Supplied information =
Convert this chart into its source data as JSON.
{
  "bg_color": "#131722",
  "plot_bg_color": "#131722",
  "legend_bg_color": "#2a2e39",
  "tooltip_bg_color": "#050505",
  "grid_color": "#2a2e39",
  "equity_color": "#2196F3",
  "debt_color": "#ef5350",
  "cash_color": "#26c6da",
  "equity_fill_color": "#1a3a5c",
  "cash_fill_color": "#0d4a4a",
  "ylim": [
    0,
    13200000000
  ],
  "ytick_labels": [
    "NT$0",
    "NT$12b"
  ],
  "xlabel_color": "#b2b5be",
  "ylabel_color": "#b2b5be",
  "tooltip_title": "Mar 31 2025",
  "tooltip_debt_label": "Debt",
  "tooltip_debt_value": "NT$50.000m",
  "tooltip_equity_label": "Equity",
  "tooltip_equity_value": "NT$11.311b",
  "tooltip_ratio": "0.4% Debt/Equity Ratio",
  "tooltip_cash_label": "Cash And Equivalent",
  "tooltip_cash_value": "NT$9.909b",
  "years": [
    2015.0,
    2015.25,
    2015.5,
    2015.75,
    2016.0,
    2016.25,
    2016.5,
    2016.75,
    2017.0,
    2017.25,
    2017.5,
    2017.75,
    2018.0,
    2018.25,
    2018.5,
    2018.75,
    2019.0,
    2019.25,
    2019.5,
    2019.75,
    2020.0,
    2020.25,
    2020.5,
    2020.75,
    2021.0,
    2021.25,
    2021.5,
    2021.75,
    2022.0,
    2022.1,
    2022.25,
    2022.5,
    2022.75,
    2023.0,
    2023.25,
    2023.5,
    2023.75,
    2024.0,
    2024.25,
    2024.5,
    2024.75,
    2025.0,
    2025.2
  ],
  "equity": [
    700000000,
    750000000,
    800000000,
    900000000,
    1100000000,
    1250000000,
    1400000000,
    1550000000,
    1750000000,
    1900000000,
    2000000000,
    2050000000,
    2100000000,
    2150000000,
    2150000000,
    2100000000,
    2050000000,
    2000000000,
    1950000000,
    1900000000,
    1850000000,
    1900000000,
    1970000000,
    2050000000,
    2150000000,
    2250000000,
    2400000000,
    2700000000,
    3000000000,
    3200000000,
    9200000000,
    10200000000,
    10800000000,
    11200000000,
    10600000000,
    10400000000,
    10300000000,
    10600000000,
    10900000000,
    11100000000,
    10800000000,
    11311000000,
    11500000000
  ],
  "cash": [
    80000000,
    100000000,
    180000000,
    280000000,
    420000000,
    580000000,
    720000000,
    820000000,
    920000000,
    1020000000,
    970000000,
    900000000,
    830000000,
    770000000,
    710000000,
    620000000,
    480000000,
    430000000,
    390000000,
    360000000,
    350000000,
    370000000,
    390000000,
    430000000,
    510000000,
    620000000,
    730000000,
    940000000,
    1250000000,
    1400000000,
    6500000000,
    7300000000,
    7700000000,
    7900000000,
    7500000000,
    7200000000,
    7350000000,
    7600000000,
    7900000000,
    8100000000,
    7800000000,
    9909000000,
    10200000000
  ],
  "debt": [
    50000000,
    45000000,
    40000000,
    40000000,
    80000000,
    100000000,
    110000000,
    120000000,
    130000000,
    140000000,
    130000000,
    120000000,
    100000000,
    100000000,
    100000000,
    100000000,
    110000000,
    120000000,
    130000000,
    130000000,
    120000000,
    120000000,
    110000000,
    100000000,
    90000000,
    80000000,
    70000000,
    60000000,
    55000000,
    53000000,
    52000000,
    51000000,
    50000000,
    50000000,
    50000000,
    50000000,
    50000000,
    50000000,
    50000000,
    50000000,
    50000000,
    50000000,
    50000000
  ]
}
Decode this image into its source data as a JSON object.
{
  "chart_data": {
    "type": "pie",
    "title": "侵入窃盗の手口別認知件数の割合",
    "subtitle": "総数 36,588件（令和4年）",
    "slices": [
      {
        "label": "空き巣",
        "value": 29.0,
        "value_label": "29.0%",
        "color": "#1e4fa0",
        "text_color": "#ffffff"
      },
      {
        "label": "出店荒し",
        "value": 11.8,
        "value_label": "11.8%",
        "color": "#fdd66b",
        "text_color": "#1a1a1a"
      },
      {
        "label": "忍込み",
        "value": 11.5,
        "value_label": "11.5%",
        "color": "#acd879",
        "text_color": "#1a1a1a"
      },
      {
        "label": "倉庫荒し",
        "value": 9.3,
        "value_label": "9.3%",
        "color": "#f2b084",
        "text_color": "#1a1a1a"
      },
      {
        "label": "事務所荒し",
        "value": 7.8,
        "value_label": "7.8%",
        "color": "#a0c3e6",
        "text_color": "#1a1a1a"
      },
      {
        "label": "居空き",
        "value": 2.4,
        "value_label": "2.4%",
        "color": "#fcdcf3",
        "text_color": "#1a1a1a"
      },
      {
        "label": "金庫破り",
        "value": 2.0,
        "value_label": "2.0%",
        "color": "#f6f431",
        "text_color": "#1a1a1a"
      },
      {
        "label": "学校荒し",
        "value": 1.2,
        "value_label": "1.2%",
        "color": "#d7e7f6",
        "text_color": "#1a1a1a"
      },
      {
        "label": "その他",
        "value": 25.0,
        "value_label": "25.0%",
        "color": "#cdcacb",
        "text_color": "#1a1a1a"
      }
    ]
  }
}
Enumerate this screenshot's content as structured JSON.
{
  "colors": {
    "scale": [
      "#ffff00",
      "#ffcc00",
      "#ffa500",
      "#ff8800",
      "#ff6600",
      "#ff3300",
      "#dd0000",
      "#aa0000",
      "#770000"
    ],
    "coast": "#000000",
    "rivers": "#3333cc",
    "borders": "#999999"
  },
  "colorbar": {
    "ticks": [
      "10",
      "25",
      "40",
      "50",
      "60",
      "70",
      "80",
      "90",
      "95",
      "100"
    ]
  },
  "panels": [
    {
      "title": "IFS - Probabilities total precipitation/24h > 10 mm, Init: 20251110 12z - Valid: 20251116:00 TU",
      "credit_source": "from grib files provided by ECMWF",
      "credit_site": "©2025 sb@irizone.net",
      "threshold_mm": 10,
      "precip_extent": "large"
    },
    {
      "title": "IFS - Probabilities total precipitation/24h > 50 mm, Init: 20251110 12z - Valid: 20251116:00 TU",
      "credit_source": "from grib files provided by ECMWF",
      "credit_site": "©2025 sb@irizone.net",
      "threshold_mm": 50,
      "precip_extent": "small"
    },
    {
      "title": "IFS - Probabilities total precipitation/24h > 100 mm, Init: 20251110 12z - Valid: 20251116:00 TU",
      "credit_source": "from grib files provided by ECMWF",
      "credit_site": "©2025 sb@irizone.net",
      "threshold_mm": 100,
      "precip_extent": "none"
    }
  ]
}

Problem to solve =
Print out every record again, exactly and in full.

Expected answer =
Convert this chart into its source data as JSON.
{
  "bg_color": "#131722",
  "plot_bg_color": "#131722",
  "legend_bg_color": "#2a2e39",
  "tooltip_bg_color": "#050505",
  "grid_color": "#2a2e39",
  "equity_color": "#2196F3",
  "debt_color": "#ef5350",
  "cash_color": "#26c6da",
  "equity_fill_color": "#1a3a5c",
  "cash_fill_color": "#0d4a4a",
  "ylim": [
    0,
    13200000000
  ],
  "ytick_labels": [
    "NT$0",
    "NT$12b"
  ],
  "xlabel_color": "#b2b5be",
  "ylabel_color": "#b2b5be",
  "tooltip_title": "Mar 31 2025",
  "tooltip_debt_label": "Debt",
  "tooltip_debt_value": "NT$50.000m",
  "tooltip_equity_label": "Equity",
  "tooltip_equity_value": "NT$11.311b",
  "tooltip_ratio": "0.4% Debt/Equity Ratio",
  "tooltip_cash_label": "Cash And Equivalent",
  "tooltip_cash_value": "NT$9.909b",
  "years": [
    2015.0,
    2015.25,
    2015.5,
    2015.75,
    2016.0,
    2016.25,
    2016.5,
    2016.75,
    2017.0,
    2017.25,
    2017.5,
    2017.75,
    2018.0,
    2018.25,
    2018.5,
    2018.75,
    2019.0,
    2019.25,
    2019.5,
    2019.75,
    2020.0,
    2020.25,
    2020.5,
    2020.75,
    2021.0,
    2021.25,
    2021.5,
    2021.75,
    2022.0,
    2022.1,
    2022.25,
    2022.5,
    2022.75,
    2023.0,
    2023.25,
    2023.5,
    2023.75,
    2024.0,
    2024.25,
    2024.5,
    2024.75,
    2025.0,
    2025.2
  ],
  "equity": [
    700000000,
    750000000,
    800000000,
    900000000,
    1100000000,
    1250000000,
    1400000000,
    1550000000,
    1750000000,
    1900000000,
    2000000000,
    2050000000,
    2100000000,
    2150000000,
    2150000000,
    2100000000,
    2050000000,
    2000000000,
    1950000000,
    1900000000,
    1850000000,
    1900000000,
    1970000000,
    2050000000,
    2150000000,
    2250000000,
    2400000000,
    2700000000,
    3000000000,
    3200000000,
    9200000000,
    10200000000,
    10800000000,
    11200000000,
    10600000000,
    10400000000,
    10300000000,
    10600000000,
    10900000000,
    11100000000,
    10800000000,
    11311000000,
    11500000000
  ],
  "cash": [
    80000000,
    100000000,
    180000000,
    280000000,
    420000000,
    580000000,
    720000000,
    820000000,
    920000000,
    1020000000,
    970000000,
    900000000,
    830000000,
    770000000,
    710000000,
    620000000,
    480000000,
    430000000,
    390000000,
    360000000,
    350000000,
    370000000,
    390000000,
    430000000,
    510000000,
    620000000,
    730000000,
    940000000,
    1250000000,
    1400000000,
    6500000000,
    7300000000,
    7700000000,
    7900000000,
    7500000000,
    7200000000,
    7350000000,
    7600000000,
    7900000000,
    8100000000,
    7800000000,
    9909000000,
    10200000000
  ],
  "debt": [
    50000000,
    45000000,
    40000000,
    40000000,
    80000000,
    100000000,
    110000000,
    120000000,
    130000000,
    140000000,
    130000000,
    120000000,
    100000000,
    100000000,
    100000000,
    100000000,
    110000000,
    120000000,
    130000000,
    130000000,
    120000000,
    120000000,
    110000000,
    100000000,
    90000000,
    80000000,
    70000000,
    60000000,
    55000000,
    53000000,
    52000000,
    51000000,
    50000000,
    50000000,
    50000000,
    50000000,
    50000000,
    50000000,
    50000000,
    50000000,
    50000000,
    50000000,
    50000000
  ]
}
Decode this image into its source data as a JSON object.
{
  "chart_data": {
    "type": "pie",
    "title": "侵入窃盗の手口別認知件数の割合",
    "subtitle": "総数 36,588件（令和4年）",
    "slices": [
      {
        "label": "空き巣",
        "value": 29.0,
        "value_label": "29.0%",
        "color": "#1e4fa0",
        "text_color": "#ffffff"
      },
      {
        "label": "出店荒し",
        "value": 11.8,
        "value_label": "11.8%",
        "color": "#fdd66b",
        "text_color": "#1a1a1a"
      },
      {
        "label": "忍込み",
        "value": 11.5,
        "value_label": "11.5%",
        "color": "#acd879",
        "text_color": "#1a1a1a"
      },
      {
        "label": "倉庫荒し",
        "value": 9.3,
        "value_label": "9.3%",
        "color": "#f2b084",
        "text_color": "#1a1a1a"
      },
      {
        "label": "事務所荒し",
        "value": 7.8,
        "value_label": "7.8%",
        "color": "#a0c3e6",
        "text_color": "#1a1a1a"
      },
      {
        "label": "居空き",
        "value": 2.4,
        "value_label": "2.4%",
        "color": "#fcdcf3",
        "text_color": "#1a1a1a"
      },
      {
        "label": "金庫破り",
        "value": 2.0,
        "value_label": "2.0%",
        "color": "#f6f431",
        "text_color": "#1a1a1a"
      },
      {
        "label": "学校荒し",
        "value": 1.2,
        "value_label": "1.2%",
        "color": "#d7e7f6",
        "text_color": "#1a1a1a"
      },
      {
        "label": "その他",
        "value": 25.0,
        "value_label": "25.0%",
        "color": "#cdcacb",
        "text_color": "#1a1a1a"
      }
    ]
  }
}
Enumerate this screenshot's content as structured JSON.
{
  "colors": {
    "scale": [
      "#ffff00",
      "#ffcc00",
      "#ffa500",
      "#ff8800",
      "#ff6600",
      "#ff3300",
      "#dd0000",
      "#aa0000",
      "#770000"
    ],
    "coast": "#000000",
    "rivers": "#3333cc",
    "borders": "#999999"
  },
  "colorbar": {
    "ticks": [
      "10",
      "25",
      "40",
      "50",
      "60",
      "70",
      "80",
      "90",
      "95",
      "100"
    ]
  },
  "panels": [
    {
      "title": "IFS - Probabilities total precipitation/24h > 10 mm, Init: 20251110 12z - Valid: 20251116:00 TU",
      "credit_source": "from grib files provided by ECMWF",
      "credit_site": "©2025 sb@irizone.net",
      "threshold_mm": 10,
      "precip_extent": "large"
    },
    {
      "title": "IFS - Probabilities total precipitation/24h > 50 mm, Init: 20251110 12z - Valid: 20251116:00 TU",
      "credit_source": "from grib files provided by ECMWF",
      "credit_site": "©2025 sb@irizone.net",
      "threshold_mm": 50,
      "precip_extent": "small"
    },
    {
      "title": "IFS - Probabilities total precipitation/24h > 100 mm, Init: 20251110 12z - Valid: 20251116:00 TU",
      "credit_source": "from grib files provided by ECMWF",
      "credit_site": "©2025 sb@irizone.net",
      "threshold_mm": 100,
      "precip_extent": "none"
    }
  ]
}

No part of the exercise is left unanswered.